-- Begin Given records --

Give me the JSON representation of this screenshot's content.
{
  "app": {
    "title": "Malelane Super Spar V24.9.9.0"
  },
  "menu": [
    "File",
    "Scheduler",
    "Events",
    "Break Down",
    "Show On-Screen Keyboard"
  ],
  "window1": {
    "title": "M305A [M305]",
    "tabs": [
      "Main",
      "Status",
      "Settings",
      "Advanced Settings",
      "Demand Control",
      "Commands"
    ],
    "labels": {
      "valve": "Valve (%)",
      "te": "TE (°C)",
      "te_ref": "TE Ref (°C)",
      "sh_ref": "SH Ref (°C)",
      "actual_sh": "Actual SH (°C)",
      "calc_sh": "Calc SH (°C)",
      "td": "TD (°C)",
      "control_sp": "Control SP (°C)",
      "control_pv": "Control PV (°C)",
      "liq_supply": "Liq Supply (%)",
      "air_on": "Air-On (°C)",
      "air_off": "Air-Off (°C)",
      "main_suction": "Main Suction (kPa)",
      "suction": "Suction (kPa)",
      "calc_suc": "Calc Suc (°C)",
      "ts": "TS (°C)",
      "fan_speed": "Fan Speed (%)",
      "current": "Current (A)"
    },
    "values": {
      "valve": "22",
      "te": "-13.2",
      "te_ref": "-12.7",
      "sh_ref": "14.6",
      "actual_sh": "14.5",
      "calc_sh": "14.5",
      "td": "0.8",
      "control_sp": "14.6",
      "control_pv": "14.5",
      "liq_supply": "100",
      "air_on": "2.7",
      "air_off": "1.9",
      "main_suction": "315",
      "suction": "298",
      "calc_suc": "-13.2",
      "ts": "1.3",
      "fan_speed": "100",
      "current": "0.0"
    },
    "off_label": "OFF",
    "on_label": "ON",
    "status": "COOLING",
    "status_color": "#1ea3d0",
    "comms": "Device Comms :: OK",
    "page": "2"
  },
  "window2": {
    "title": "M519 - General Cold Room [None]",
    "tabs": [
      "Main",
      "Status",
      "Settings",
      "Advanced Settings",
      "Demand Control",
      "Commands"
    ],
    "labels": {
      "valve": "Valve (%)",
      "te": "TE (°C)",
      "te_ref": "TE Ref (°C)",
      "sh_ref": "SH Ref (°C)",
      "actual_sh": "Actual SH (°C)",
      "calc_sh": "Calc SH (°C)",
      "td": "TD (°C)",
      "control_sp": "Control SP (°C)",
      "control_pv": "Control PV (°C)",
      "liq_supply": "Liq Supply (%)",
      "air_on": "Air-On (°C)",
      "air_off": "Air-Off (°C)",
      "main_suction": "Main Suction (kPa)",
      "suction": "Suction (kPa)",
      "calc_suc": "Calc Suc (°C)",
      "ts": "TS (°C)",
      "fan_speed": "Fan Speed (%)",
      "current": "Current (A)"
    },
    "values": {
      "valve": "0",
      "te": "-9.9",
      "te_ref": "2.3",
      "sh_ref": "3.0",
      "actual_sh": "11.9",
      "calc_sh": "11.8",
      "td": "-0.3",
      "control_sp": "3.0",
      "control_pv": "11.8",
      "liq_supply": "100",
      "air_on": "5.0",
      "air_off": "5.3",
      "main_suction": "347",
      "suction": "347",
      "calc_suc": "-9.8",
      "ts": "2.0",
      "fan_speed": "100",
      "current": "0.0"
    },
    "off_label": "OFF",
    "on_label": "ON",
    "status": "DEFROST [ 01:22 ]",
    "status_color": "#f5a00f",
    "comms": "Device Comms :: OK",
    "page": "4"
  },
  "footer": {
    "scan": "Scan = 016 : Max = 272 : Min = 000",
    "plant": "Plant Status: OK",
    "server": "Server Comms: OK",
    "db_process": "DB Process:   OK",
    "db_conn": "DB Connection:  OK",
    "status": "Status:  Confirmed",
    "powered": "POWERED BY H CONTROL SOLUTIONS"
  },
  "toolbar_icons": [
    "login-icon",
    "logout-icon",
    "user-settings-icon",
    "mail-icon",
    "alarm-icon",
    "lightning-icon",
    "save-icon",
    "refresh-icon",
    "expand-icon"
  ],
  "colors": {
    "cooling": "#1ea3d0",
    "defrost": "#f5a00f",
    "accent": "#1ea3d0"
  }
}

-- End Given records --

Your task is to transcribe the listing above in full, exactly as given.

Give me the JSON representation of this screenshot's content.
{
  "app": {
    "title": "Malelane Super Spar V24.9.9.0"
  },
  "menu": [
    "File",
    "Scheduler",
    "Events",
    "Break Down",
    "Show On-Screen Keyboard"
  ],
  "window1": {
    "title": "M305A [M305]",
    "tabs": [
      "Main",
      "Status",
      "Settings",
      "Advanced Settings",
      "Demand Control",
      "Commands"
    ],
    "labels": {
      "valve": "Valve (%)",
      "te": "TE (°C)",
      "te_ref": "TE Ref (°C)",
      "sh_ref": "SH Ref (°C)",
      "actual_sh": "Actual SH (°C)",
      "calc_sh": "Calc SH (°C)",
      "td": "TD (°C)",
      "control_sp": "Control SP (°C)",
      "control_pv": "Control PV (°C)",
      "liq_supply": "Liq Supply (%)",
      "air_on": "Air-On (°C)",
      "air_off": "Air-Off (°C)",
      "main_suction": "Main Suction (kPa)",
      "suction": "Suction (kPa)",
      "calc_suc": "Calc Suc (°C)",
      "ts": "TS (°C)",
      "fan_speed": "Fan Speed (%)",
      "current": "Current (A)"
    },
    "values": {
      "valve": "22",
      "te": "-13.2",
      "te_ref": "-12.7",
      "sh_ref": "14.6",
      "actual_sh": "14.5",
      "calc_sh": "14.5",
      "td": "0.8",
      "control_sp": "14.6",
      "control_pv": "14.5",
      "liq_supply": "100",
      "air_on": "2.7",
      "air_off": "1.9",
      "main_suction": "315",
      "suction": "298",
      "calc_suc": "-13.2",
      "ts": "1.3",
      "fan_speed": "100",
      "current": "0.0"
    },
    "off_label": "OFF",
    "on_label": "ON",
    "status": "COOLING",
    "status_color": "#1ea3d0",
    "comms": "Device Comms :: OK",
    "page": "2"
  },
  "window2": {
    "title": "M519 - General Cold Room [None]",
    "tabs": [
      "Main",
      "Status",
      "Settings",
      "Advanced Settings",
      "Demand Control",
      "Commands"
    ],
    "labels": {
      "valve": "Valve (%)",
      "te": "TE (°C)",
      "te_ref": "TE Ref (°C)",
      "sh_ref": "SH Ref (°C)",
      "actual_sh": "Actual SH (°C)",
      "calc_sh": "Calc SH (°C)",
      "td": "TD (°C)",
      "control_sp": "Control SP (°C)",
      "control_pv": "Control PV (°C)",
      "liq_supply": "Liq Supply (%)",
      "air_on": "Air-On (°C)",
      "air_off": "Air-Off (°C)",
      "main_suction": "Main Suction (kPa)",
      "suction": "Suction (kPa)",
      "calc_suc": "Calc Suc (°C)",
      "ts": "TS (°C)",
      "fan_speed": "Fan Speed (%)",
      "current": "Current (A)"
    },
    "values": {
      "valve": "0",
      "te": "-9.9",
      "te_ref": "2.3",
      "sh_ref": "3.0",
      "actual_sh": "11.9",
      "calc_sh": "11.8",
      "td": "-0.3",
      "control_sp": "3.0",
      "control_pv": "11.8",
      "liq_supply": "100",
      "air_on": "5.0",
      "air_off": "5.3",
      "main_suction": "347",
      "suction": "347",
      "calc_suc": "-9.8",
      "ts": "2.0",
      "fan_speed": "100",
      "current": "0.0"
    },
    "off_label": "OFF",
    "on_label": "ON",
    "status": "DEFROST [ 01:22 ]",
    "status_color": "#f5a00f",
    "comms": "Device Comms :: OK",
    "page": "4"
  },
  "footer": {
    "scan": "Scan = 016 : Max = 272 : Min = 000",
    "plant": "Plant Status: OK",
    "server": "Server Comms: OK",
    "db_process": "DB Process:   OK",
    "db_conn": "DB Connection:  OK",
    "status": "Status:  Confirmed",
    "powered": "POWERED BY H CONTROL SOLUTIONS"
  },
  "toolbar_icons": [
    "login-icon",
    "logout-icon",
    "user-settings-icon",
    "mail-icon",
    "alarm-icon",
    "lightning-icon",
    "save-icon",
    "refresh-icon",
    "expand-icon"
  ],
  "colors": {
    "cooling": "#1ea3d0",
    "defrost": "#f5a00f",
    "accent": "#1ea3d0"
  }
}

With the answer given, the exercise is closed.